SHORT EXERCISE -
Below are records; reproduce exactly the lines from the one containing "Convert this document image to plain text." through the end, both included, and only those.

DATA -
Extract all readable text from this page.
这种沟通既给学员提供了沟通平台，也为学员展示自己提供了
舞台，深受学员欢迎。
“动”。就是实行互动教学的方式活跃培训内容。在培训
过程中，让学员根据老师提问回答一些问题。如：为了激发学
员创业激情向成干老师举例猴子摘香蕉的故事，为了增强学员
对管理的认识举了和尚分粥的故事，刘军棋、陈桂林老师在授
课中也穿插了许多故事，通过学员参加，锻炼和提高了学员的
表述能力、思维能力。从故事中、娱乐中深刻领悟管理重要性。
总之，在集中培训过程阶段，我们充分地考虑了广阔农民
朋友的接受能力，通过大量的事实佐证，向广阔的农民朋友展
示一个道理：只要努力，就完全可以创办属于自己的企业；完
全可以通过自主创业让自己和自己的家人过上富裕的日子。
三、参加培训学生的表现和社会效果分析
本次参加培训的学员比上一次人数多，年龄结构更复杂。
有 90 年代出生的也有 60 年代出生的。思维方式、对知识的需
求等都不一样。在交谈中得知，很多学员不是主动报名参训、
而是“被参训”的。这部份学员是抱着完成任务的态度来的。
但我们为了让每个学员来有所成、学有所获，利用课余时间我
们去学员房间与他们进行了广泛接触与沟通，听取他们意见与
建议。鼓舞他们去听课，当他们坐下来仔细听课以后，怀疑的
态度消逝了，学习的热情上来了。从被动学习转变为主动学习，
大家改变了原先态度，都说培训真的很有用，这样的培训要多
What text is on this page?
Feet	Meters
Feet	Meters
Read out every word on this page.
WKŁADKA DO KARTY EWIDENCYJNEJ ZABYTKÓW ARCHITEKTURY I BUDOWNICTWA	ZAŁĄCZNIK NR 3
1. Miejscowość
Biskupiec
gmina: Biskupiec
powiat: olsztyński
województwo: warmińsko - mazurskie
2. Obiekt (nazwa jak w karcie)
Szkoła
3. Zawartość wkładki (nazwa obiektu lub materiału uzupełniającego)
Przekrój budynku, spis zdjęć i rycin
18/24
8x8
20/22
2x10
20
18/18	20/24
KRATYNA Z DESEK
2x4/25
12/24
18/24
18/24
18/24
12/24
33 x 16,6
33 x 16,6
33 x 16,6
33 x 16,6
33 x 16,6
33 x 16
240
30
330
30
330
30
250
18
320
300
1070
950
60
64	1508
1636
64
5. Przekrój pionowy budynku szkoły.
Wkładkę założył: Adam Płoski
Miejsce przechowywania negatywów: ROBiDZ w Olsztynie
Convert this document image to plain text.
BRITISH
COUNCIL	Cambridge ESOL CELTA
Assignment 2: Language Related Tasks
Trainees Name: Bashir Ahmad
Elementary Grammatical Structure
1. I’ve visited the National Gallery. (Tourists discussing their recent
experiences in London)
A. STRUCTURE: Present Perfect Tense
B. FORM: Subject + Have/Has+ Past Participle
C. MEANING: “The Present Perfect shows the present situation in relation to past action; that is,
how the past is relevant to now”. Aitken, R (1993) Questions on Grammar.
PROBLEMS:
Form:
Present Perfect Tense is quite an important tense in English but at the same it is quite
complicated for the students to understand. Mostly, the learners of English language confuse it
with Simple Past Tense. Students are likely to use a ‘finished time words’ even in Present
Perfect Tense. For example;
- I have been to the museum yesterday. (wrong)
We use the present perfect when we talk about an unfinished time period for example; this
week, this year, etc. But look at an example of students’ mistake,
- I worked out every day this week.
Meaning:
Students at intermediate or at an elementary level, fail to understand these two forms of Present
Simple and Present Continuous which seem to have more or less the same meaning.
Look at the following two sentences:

EXERCISE ANSWER -
Convert this document image to plain text.
BRITISH
COUNCIL	Cambridge ESOL CELTA
Assignment 2: Language Related Tasks
Trainees Name: Bashir Ahmad
Elementary Grammatical Structure
1. I’ve visited the National Gallery. (Tourists discussing their recent
experiences in London)
A. STRUCTURE: Present Perfect Tense
B. FORM: Subject + Have/Has+ Past Participle
C. MEANING: “The Present Perfect shows the present situation in relation to past action; that is,
how the past is relevant to now”. Aitken, R (1993) Questions on Grammar.
PROBLEMS:
Form:
Present Perfect Tense is quite an important tense in English but at the same it is quite
complicated for the students to understand. Mostly, the learners of English language confuse it
with Simple Past Tense. Students are likely to use a ‘finished time words’ even in Present
Perfect Tense. For example;
- I have been to the museum yesterday. (wrong)
We use the present perfect when we talk about an unfinished time period for example; this
week, this year, etc. But look at an example of students’ mistake,
- I worked out every day this week.
Meaning:
Students at intermediate or at an elementary level, fail to understand these two forms of Present
Simple and Present Continuous which seem to have more or less the same meaning.
Look at the following two sentences:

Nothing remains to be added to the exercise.